• **Passage to read**
— begin —
Dr. Craig recounts the beginnings of his profession and debates. Including some of the colorful events in his career so far.

KEVIN HARRIS: Hello, and welcome to Reasonable Faith with Dr. William Lane Craig. I'm Kevin Harris. Today we're beginning a special series on a recent conversation Dr. Craig had with Dr. Michael McClymond of ReThink315 before a live audience. This was at one of their events, and you're going to hear some things from Dr. Craig that you may not have heard before as he talks about his history and his lifetime of work. In fact, I've known Dr. Craig a long time but had not heard some of the integral moments in his life that he reveals in this conversation. We've divided it up into a series of podcasts, so stay close and don't miss them. We also don't want you to miss an opportunity to double the impact of your giving to Reasonable Faith. It's that time of year when our matching grant goes into place. Some generous donors will match whatever you give to the ministry of Reasonable Faith up to $250,000. So any gift you give will be doubled from now to the end of the year. So don't let this impact opportunity pass you by. Thank you for blessing Reasonable Faith with your prayers and financial support. Give online at ReasonableFaith.org. Now, part one of “A Dinner Conversation with Dr. William Lane Craig.”

MODERATOR: Dr. Michael McClymond is Professor of Modern Christianity at St Louis University. Mike's written or edited a dozen volumes that [cover] Christian theology, North American religion, world Christianity, comparative religion and biblical studies. Dr. William Lane Craig is a Visiting Scholar of Philosophy at Talbot School of Theology and professor of philosophy at Houston Christian University. He has authored or edited over 30 books including the Kalam Cosmological Argument; Assessing the New Testament Evidence for the Historicity of the Resurrection of Jesus; Theism, Atheism and Big Bang Cosmology; God, Time and Eternity, as well as over a 100 articles in professional journals of philosophy and theology. We got this from your assistant. In 2016, Dr. Craig was named by The Best Schools as one of 50 most influential living philosophers. Give it up you guys for Dr. Mike McClymond and Dr. William Lane Craig.

DR. McCLYMOND: Thank you. The last time that we spoke was in Birmingham, England. This is when Dr. Craig was present to give the Cadbury Endowed Lectures. You know Cadbury the chocolate manufacturer? Yes. All those chocolates sold around the world endowed a lecture series. One of the things that really struck me was when Dr. Craig was giving his presentation that all of these philosophers who were not believers showed up en mass to hear him speak, not because they share his faith but because they respect his argumentation and his intellect.

DR. CRAIG: I thought you were going to say because they expected to get some chocolate! [laughter]

DR. McCLYMOND: That could be a question whether there was a cash remuneration or a chocolate repayment. Lifelong Cadbury? Let's go back to the beginning, and I don't mean the beginning of the universe. I mean the beginning of William Lane Craig. Was there a first point in your life – we heard of how you responded to the Gospel at age 16 – but can you recall a first moment when you were functioning as an apologist when there was a non-believer who was asking a question that you're responding to that? Describe that moment.

DR. CRAIG: Being from a non-Christian family I had to explain the reason for this radical change in my life. Particularly burdening to me was my younger brother. I wanted to be able to give him reasons for faith. So right from the beginning I was interested in that but it was not well-informed. It was when I went to Wheaton that I began to form the vision of having a ministry of sharing the Gospel in the context of giving an intellectual defense of the Christian worldview. I really owe it to those four years of intellectual and spiritual formation at Wheaton College.
— end —
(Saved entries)
— begin —
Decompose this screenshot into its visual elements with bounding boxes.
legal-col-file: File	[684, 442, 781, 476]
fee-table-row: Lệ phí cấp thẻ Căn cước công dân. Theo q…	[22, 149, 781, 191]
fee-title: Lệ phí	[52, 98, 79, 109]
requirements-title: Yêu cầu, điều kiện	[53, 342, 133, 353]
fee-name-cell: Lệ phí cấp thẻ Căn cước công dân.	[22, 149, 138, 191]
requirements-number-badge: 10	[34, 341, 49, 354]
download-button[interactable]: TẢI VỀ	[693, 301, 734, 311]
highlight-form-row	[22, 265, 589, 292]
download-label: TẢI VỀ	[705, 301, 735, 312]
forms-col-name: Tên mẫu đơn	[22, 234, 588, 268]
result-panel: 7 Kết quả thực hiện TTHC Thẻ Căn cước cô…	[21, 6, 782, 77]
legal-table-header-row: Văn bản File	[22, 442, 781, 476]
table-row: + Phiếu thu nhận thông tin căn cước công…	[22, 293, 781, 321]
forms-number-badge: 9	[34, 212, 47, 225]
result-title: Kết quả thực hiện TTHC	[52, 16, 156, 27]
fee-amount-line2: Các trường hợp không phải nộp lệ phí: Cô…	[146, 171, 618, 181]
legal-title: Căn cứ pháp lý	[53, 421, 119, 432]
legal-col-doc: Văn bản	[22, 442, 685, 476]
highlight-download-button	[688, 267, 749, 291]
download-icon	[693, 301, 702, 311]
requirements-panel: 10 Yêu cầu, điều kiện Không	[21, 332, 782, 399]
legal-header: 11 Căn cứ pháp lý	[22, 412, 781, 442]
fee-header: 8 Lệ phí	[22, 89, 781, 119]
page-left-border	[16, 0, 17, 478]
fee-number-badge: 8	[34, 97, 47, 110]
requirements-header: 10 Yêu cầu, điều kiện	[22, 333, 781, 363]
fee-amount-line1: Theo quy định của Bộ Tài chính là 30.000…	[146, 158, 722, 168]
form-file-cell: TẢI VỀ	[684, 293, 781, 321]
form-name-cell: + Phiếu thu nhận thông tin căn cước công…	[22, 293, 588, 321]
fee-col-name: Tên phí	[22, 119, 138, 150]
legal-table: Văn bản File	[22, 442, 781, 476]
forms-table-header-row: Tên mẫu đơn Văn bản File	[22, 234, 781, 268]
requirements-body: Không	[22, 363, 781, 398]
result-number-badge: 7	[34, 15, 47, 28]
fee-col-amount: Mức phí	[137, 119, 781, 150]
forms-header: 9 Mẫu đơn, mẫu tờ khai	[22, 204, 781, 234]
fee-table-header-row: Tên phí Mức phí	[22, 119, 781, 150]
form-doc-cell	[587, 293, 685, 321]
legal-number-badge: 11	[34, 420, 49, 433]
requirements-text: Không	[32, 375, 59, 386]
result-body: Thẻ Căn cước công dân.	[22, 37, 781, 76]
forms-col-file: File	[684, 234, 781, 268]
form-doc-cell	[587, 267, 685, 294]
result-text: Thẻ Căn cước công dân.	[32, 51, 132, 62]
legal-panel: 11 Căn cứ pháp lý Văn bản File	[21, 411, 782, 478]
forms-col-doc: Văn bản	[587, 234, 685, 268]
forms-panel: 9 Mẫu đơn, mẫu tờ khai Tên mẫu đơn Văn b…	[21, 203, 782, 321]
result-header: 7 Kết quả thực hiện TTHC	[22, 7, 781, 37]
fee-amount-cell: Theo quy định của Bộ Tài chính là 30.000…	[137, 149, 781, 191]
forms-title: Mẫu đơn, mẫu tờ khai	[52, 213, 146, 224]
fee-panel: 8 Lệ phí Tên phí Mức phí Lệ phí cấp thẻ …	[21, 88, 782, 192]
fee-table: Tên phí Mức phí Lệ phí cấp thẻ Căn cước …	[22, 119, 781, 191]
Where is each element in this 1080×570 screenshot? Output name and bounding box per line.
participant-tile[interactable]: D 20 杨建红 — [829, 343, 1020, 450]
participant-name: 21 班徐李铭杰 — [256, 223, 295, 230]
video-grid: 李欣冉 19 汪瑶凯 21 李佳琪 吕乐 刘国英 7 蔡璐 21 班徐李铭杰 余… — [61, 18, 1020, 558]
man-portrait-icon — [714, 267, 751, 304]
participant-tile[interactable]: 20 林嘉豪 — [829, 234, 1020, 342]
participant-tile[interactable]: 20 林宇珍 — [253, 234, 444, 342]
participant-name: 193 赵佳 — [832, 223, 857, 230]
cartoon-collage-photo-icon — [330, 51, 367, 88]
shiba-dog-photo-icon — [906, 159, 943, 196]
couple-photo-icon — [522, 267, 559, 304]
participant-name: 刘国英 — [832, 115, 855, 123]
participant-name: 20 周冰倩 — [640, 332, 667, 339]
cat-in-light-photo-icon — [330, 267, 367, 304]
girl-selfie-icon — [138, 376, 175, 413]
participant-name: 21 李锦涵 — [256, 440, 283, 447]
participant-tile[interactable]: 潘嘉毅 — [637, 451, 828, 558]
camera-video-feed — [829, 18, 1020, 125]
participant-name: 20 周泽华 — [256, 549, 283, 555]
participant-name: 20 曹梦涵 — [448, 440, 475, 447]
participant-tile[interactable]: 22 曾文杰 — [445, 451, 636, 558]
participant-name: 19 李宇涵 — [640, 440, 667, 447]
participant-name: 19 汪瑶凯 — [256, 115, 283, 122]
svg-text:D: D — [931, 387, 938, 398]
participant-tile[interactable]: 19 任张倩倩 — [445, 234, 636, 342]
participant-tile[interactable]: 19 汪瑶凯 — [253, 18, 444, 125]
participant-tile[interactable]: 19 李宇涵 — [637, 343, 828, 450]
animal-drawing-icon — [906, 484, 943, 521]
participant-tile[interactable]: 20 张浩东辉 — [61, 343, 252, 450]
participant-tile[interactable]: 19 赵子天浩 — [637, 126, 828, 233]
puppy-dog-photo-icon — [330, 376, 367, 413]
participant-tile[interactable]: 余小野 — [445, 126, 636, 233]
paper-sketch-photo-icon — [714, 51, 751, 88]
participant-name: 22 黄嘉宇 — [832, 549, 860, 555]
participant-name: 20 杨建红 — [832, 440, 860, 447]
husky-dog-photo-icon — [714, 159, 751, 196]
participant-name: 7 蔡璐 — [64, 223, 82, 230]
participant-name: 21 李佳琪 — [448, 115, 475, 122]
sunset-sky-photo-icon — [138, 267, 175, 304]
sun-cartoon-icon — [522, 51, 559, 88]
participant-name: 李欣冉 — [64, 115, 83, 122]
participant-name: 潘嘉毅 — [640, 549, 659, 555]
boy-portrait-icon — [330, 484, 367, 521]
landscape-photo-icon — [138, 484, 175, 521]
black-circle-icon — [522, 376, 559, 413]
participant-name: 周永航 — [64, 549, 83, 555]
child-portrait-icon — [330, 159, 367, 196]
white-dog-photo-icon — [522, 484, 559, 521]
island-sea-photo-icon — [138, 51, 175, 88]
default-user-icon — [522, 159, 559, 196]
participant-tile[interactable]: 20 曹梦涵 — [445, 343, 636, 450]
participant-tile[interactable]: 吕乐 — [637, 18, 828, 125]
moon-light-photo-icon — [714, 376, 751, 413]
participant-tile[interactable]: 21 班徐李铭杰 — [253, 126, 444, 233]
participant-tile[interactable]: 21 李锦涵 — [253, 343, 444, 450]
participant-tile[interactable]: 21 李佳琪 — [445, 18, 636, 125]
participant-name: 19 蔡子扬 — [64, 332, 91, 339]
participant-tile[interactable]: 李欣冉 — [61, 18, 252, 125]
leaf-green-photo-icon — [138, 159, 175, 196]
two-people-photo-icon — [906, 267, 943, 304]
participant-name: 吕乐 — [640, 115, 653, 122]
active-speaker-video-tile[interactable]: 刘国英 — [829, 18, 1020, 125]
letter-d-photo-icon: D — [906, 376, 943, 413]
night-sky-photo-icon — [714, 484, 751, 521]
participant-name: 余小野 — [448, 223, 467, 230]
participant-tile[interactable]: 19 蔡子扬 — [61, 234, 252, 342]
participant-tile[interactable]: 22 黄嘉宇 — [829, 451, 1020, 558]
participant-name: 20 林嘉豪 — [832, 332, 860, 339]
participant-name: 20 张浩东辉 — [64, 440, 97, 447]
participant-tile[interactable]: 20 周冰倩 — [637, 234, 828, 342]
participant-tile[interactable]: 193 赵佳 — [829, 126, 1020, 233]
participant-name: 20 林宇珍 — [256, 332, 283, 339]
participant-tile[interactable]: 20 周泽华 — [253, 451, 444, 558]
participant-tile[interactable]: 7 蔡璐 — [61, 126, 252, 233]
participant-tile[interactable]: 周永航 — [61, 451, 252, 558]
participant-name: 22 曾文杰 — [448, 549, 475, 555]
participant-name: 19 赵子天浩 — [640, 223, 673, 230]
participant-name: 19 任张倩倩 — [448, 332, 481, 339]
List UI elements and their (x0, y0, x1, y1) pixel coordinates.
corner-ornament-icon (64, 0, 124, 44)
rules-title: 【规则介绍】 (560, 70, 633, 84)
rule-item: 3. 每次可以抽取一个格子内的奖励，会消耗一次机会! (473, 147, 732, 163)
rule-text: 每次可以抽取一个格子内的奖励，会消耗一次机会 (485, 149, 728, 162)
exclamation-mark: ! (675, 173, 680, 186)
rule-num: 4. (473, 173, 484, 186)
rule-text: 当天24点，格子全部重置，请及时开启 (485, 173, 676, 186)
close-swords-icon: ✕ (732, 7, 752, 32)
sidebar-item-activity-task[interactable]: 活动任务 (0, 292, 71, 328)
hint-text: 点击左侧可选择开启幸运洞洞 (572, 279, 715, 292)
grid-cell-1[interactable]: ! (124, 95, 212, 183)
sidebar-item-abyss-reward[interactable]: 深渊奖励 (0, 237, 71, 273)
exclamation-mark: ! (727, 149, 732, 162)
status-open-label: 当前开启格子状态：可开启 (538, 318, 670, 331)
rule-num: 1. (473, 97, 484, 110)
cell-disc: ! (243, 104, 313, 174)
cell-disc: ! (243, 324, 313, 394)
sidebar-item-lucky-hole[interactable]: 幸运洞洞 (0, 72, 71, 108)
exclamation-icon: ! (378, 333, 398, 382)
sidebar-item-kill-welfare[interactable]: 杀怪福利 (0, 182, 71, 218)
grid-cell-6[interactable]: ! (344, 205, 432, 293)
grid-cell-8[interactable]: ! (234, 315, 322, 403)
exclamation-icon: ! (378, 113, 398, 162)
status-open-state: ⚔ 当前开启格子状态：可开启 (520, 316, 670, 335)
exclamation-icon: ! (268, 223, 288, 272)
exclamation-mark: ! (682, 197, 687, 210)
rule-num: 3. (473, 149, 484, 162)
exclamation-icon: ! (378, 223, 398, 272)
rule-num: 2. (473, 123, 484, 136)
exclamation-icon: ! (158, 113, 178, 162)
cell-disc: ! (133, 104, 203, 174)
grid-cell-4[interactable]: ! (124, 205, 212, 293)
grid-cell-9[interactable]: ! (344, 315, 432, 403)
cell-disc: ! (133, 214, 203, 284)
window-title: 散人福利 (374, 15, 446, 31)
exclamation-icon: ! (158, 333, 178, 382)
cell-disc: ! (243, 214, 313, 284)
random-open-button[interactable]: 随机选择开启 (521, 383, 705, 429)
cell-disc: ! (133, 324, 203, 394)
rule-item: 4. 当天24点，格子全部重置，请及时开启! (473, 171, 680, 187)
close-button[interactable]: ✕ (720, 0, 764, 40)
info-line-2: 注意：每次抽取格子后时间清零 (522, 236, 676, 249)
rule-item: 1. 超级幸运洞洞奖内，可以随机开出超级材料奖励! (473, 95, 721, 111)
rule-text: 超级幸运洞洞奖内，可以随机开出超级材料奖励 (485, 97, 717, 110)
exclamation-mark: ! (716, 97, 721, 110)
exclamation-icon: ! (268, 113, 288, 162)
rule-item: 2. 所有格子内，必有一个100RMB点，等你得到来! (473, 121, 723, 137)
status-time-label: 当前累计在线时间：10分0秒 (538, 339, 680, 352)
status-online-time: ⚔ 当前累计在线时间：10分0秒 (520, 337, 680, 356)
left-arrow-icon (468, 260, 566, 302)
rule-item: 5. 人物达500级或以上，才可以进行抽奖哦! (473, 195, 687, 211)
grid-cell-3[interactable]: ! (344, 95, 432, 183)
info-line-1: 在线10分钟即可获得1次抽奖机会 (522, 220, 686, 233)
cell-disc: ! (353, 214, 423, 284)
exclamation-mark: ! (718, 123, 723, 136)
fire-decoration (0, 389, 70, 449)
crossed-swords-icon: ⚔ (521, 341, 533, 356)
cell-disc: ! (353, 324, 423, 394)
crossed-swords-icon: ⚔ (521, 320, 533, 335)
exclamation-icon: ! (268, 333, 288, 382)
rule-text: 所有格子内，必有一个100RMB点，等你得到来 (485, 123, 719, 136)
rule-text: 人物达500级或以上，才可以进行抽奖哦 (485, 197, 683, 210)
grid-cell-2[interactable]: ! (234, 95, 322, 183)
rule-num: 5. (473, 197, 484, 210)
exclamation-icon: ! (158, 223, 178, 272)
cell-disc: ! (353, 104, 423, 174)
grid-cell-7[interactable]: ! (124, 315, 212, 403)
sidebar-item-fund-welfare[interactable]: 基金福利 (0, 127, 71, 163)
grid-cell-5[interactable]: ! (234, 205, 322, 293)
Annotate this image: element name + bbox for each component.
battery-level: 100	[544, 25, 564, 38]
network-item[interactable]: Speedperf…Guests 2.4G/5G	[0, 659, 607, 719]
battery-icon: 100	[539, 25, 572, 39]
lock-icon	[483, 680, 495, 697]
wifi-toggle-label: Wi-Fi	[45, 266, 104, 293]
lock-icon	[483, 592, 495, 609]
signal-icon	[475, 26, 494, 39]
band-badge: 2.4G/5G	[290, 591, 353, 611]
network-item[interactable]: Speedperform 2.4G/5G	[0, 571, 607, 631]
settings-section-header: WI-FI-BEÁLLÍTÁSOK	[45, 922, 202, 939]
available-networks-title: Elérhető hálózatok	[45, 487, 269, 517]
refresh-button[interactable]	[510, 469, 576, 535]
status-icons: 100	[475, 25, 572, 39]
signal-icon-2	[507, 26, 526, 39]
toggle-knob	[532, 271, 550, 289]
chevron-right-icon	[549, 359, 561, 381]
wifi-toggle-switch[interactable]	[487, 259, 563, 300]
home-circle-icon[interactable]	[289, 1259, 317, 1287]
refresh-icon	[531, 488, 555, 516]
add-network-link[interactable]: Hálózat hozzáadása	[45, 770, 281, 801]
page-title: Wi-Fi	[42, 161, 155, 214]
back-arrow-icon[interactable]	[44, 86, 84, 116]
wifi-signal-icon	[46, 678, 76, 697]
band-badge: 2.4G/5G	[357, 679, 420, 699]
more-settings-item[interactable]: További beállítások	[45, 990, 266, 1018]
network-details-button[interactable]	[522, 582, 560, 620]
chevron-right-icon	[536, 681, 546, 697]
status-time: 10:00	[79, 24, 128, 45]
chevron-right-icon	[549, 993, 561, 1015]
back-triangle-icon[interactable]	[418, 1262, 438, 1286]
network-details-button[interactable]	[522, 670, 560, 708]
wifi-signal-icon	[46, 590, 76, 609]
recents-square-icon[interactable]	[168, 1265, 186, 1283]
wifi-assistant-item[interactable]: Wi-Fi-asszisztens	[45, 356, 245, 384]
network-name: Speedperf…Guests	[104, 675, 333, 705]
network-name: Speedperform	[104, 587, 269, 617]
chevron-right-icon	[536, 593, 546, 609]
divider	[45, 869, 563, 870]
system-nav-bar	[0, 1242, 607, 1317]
— end —
• **To be done**
A) In the Reasonable Faith transcript, where did Dr. McClymond and Dr. Craig last speak?
B) Resume the Reasonable Faith conversation transcript, picking up right after Dr. Craig's remarks about Wheaton College.

• **Results in order**
A) Birmingham, England.

B)
DR. McCLYMOND: Were you presenting arguments for the faith to fellow Wheaton students who were questioning, or were there people not in that community?

DR. CRAIG: No. The emphasis at Wheaton was the integration of faith and learning; that you don't put your faith in one pocket and your brains in the other pocket and never let them see the light of day at the same time. Rather you try to develop a Christian Weltanschauung – a Christian world and life view – that would include a Christian perspective on philosophy, on the arts, on the sciences, on literature, and so forth. So it was my formation at Wheaton that gave me the vision and the burden of sharing the credibility of a Christian world and life view with non-Christians. I felt called to evangelism but it was at Wheaton that the particular shape of this evangelism took place.

DR. McCLYMOND: Was that the era of Dr. Holmes? Was he there? Arthur Holmes.

DR. CRAIG: Yes. Arthur Holmes was one of my professors of philosophy, and also Stuart Hackett who wrote The Resurrection of Theism – the book that changed my life and the whole direction of my life by defending the kalam cosmological argument. I had been taught by my theology professors at Wheaton that there were no good arguments for God's existence, that they'd all been refuted. Even though that didn't seem right to me, I thought surely these highly educated professors know more than I do, and so when they say there are no good arguments for God's existence they may surely be correct. At Wheaton all we had in the late 60s and early 70s was a kind of negative apologetic inspired by Francis Schaeffer; that is to say, if God does not exist then you show the disastrous consequences for life, society, art, culture. Everything goes down the drain. Well, that kind of negative apologetic only shows how bad things are if Christianity isn't true but it doesn't give any positive reason to think that it is. But when I was about to graduate from Wheaton I was browsing the college bookstore and they had a clearance table. On the table was this book by Stuart Hackett called The Resurrection of Theism, and I bought it. Then after graduation that summer I began to read it, and it was an eye-opening experience because here Hackett was defending arguments for the existence of God and responding to every conceivable objection that I could possibly think of. The centerpiece of Hackett's case was what later came to be called the kalam cosmological argument. I was so gripped by this that I thought if I ever get a chance to do a doctorate I want to write my doctoral dissertation on this argument. I want to settle in my mind if this is a sound argument for the existence of God. And that's eventually what happened at the University of Birmingham under John Hick. Out of that came this argument that I dubbed the kalam cosmological argument, and which I've used now for decades in debates and lectures on university campuses across the world.

DR. McCLYMOND: You've answered one of the questions I was going to ask which was about how you became interested and involved in the cosmological argument. What about the other early focus on the resurrection of Jesus? What was the origin of that?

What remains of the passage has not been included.